Problem to work on.
Leave out the pictures and return every entry exactly as it appears.

Data lines.

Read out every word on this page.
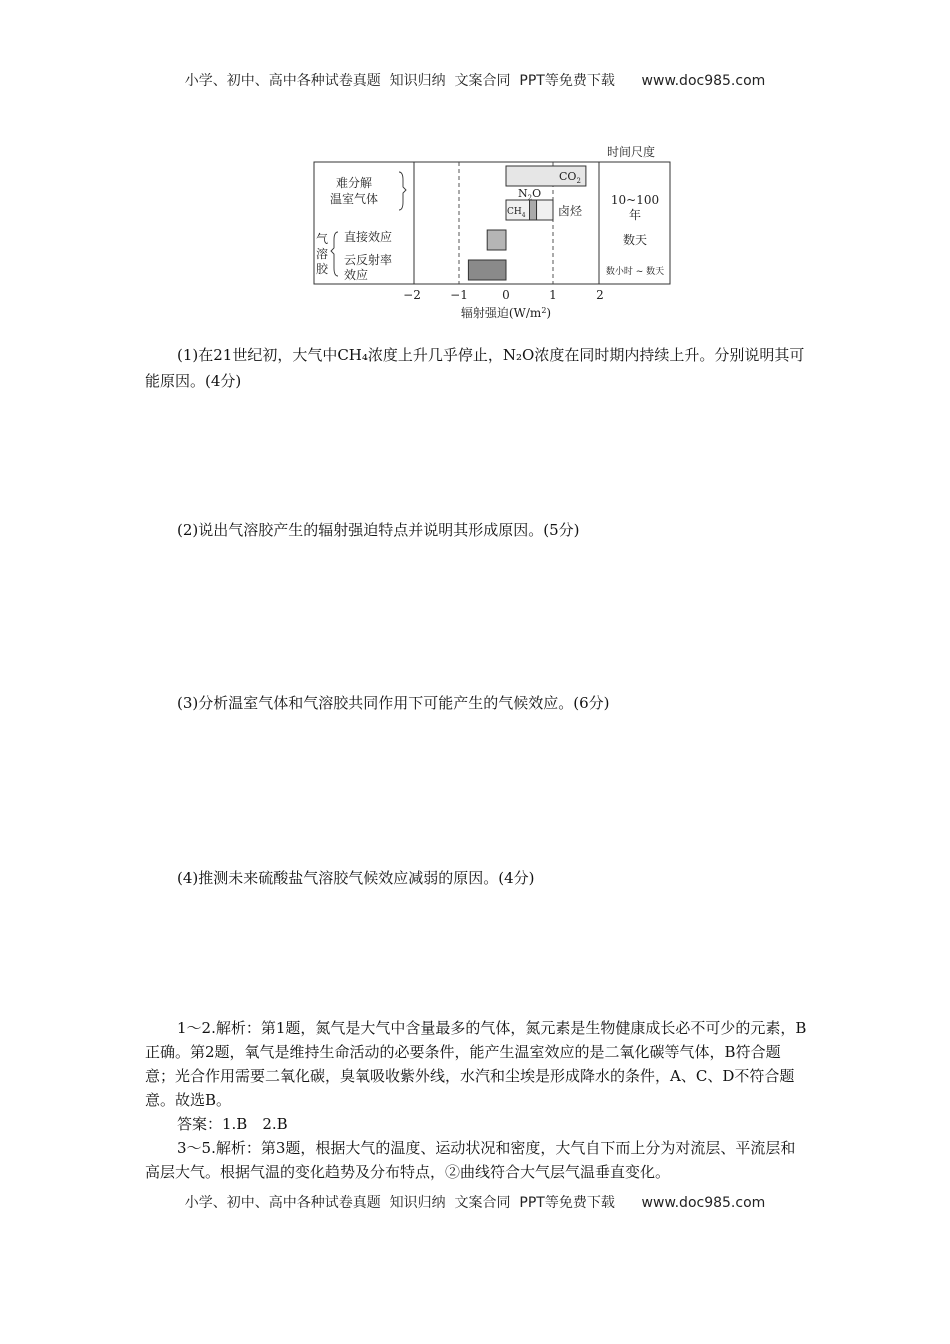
小学、初中、高中各种试卷真题  知识归纳  文案合同  PPT等免费下载      www.doc985.com
时间尺度
难分解
温室气体
气
溶
胶
直接效应
云反射率
效应
$CO_2$
$N_2O$
$CH_4$	卤烃
10~100
年
数天
数小时 ~ 数天
−2 −1	0	1	2
辐射强迫$(W/m^2)$

(1)在21世纪初，大气中CH₄浓度上升几乎停止，N₂O浓度在同时期内持续上升。分别说明其可能原因。(4分)

(2)说出气溶胶产生的辐射强迫特点并说明其形成原因。(5分)

(3)分析温室气体和气溶胶共同作用下可能产生的气候效应。(6分)

(4)推测未来硫酸盐气溶胶气候效应减弱的原因。(4分)

1～2.解析：第1题，氮气是大气中含量最多的气体，氮元素是生物健康成长必不可少的元素，B正确。第2题，氧气是维持生命活动的必要条件，能产生温室效应的是二氧化碳等气体，B符合题意；光合作用需要二氧化碳，臭氧吸收紫外线，水汽和尘埃是形成降水的条件，A、C、D不符合题意。故选B。

答案：1.B　2.B

3～5.解析：第3题，根据大气的温度、运动状况和密度，大气自下而上分为对流层、平流层和高层大气。根据气温的变化趋势及分布特点，②曲线符合大气层气温垂直变化。

小学、初中、高中各种试卷真题  知识归纳  文案合同  PPT等免费下载      www.doc985.com
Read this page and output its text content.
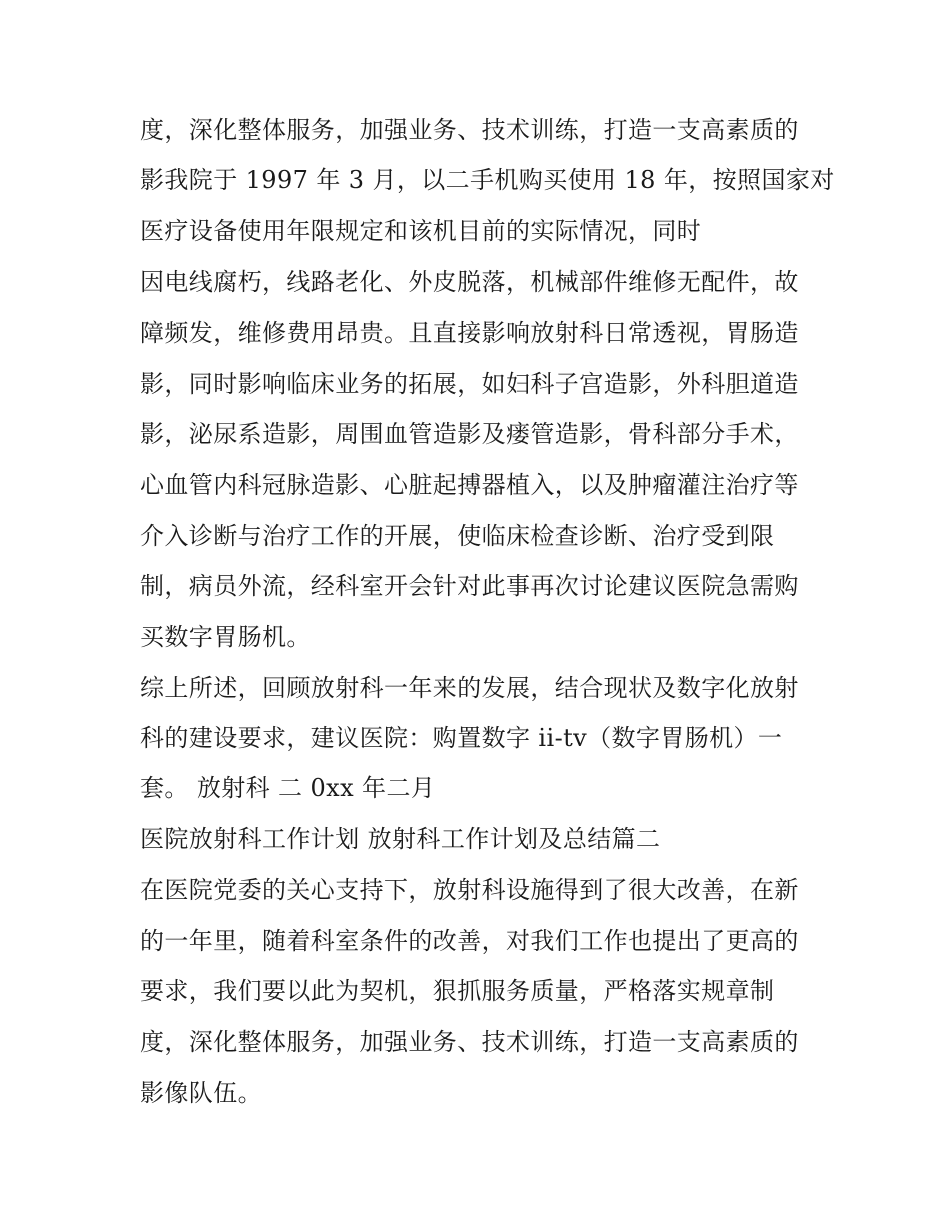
度，深化整体服务，加强业务、技术训练，打造一支高素质的
影我院于 1997 年 3 月，以二手机购买使用 18 年，按照国家对
医疗设备使用年限规定和该机目前的实际情况，同时
因电线腐朽，线路老化、外皮脱落，机械部件维修无配件，故
障频发，维修费用昂贵。且直接影响放射科日常透视，胃肠造
影，同时影响临床业务的拓展，如妇科子宫造影，外科胆道造
影，泌尿系造影，周围血管造影及瘘管造影，骨科部分手术，
心血管内科冠脉造影、心脏起搏器植入，以及肿瘤灌注治疗等
介入诊断与治疗工作的开展，使临床检查诊断、治疗受到限
制，病员外流，经科室开会针对此事再次讨论建议医院急需购
买数字胃肠机。
综上所述，回顾放射科一年来的发展，结合现状及数字化放射
科的建设要求，建议医院：购置数字 ii-tv（数字胃肠机）一
套。 放射科 二 0xx 年二月
医院放射科工作计划 放射科工作计划及总结篇二
在医院党委的关心支持下，放射科设施得到了很大改善，在新
的一年里，随着科室条件的改善，对我们工作也提出了更高的
要求，我们要以此为契机，狠抓服务质量，严格落实规章制
度，深化整体服务，加强业务、技术训练，打造一支高素质的
影像队伍。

Task result.
Read out every word on this page.
小学、初中、高中各种试卷真题  知识归纳  文案合同  PPT等免费下载      www.doc985.com
时间尺度
难分解
温室气体
气
溶
胶
直接效应
云反射率
效应
$CO_2$
$N_2O$
$CH_4$	卤烃
10~100
年
数天
数小时 ~ 数天
−2 −1	0	1	2
辐射强迫$(W/m^2)$

(1)在21世纪初，大气中CH₄浓度上升几乎停止，N₂O浓度在同时期内持续上升。分别说明其可能原因。(4分)

(2)说出气溶胶产生的辐射强迫特点并说明其形成原因。(5分)

(3)分析温室气体和气溶胶共同作用下可能产生的气候效应。(6分)

(4)推测未来硫酸盐气溶胶气候效应减弱的原因。(4分)

1～2.解析：第1题，氮气是大气中含量最多的气体，氮元素是生物健康成长必不可少的元素，B正确。第2题，氧气是维持生命活动的必要条件，能产生温室效应的是二氧化碳等气体，B符合题意；光合作用需要二氧化碳，臭氧吸收紫外线，水汽和尘埃是形成降水的条件，A、C、D不符合题意。故选B。

答案：1.B　2.B

3～5.解析：第3题，根据大气的温度、运动状况和密度，大气自下而上分为对流层、平流层和高层大气。根据气温的变化趋势及分布特点，②曲线符合大气层气温垂直变化。

小学、初中、高中各种试卷真题  知识归纳  文案合同  PPT等免费下载      www.doc985.com
Read this page and output its text content.
度，深化整体服务，加强业务、技术训练，打造一支高素质的
影我院于 1997 年 3 月，以二手机购买使用 18 年，按照国家对
医疗设备使用年限规定和该机目前的实际情况，同时
因电线腐朽，线路老化、外皮脱落，机械部件维修无配件，故
障频发，维修费用昂贵。且直接影响放射科日常透视，胃肠造
影，同时影响临床业务的拓展，如妇科子宫造影，外科胆道造
影，泌尿系造影，周围血管造影及瘘管造影，骨科部分手术，
心血管内科冠脉造影、心脏起搏器植入，以及肿瘤灌注治疗等
介入诊断与治疗工作的开展，使临床检查诊断、治疗受到限
制，病员外流，经科室开会针对此事再次讨论建议医院急需购
买数字胃肠机。
综上所述，回顾放射科一年来的发展，结合现状及数字化放射
科的建设要求，建议医院：购置数字 ii-tv（数字胃肠机）一
套。 放射科 二 0xx 年二月
医院放射科工作计划 放射科工作计划及总结篇二
在医院党委的关心支持下，放射科设施得到了很大改善，在新
的一年里，随着科室条件的改善，对我们工作也提出了更高的
要求，我们要以此为契机，狠抓服务质量，严格落实规章制
度，深化整体服务，加强业务、技术训练，打造一支高素质的
影像队伍。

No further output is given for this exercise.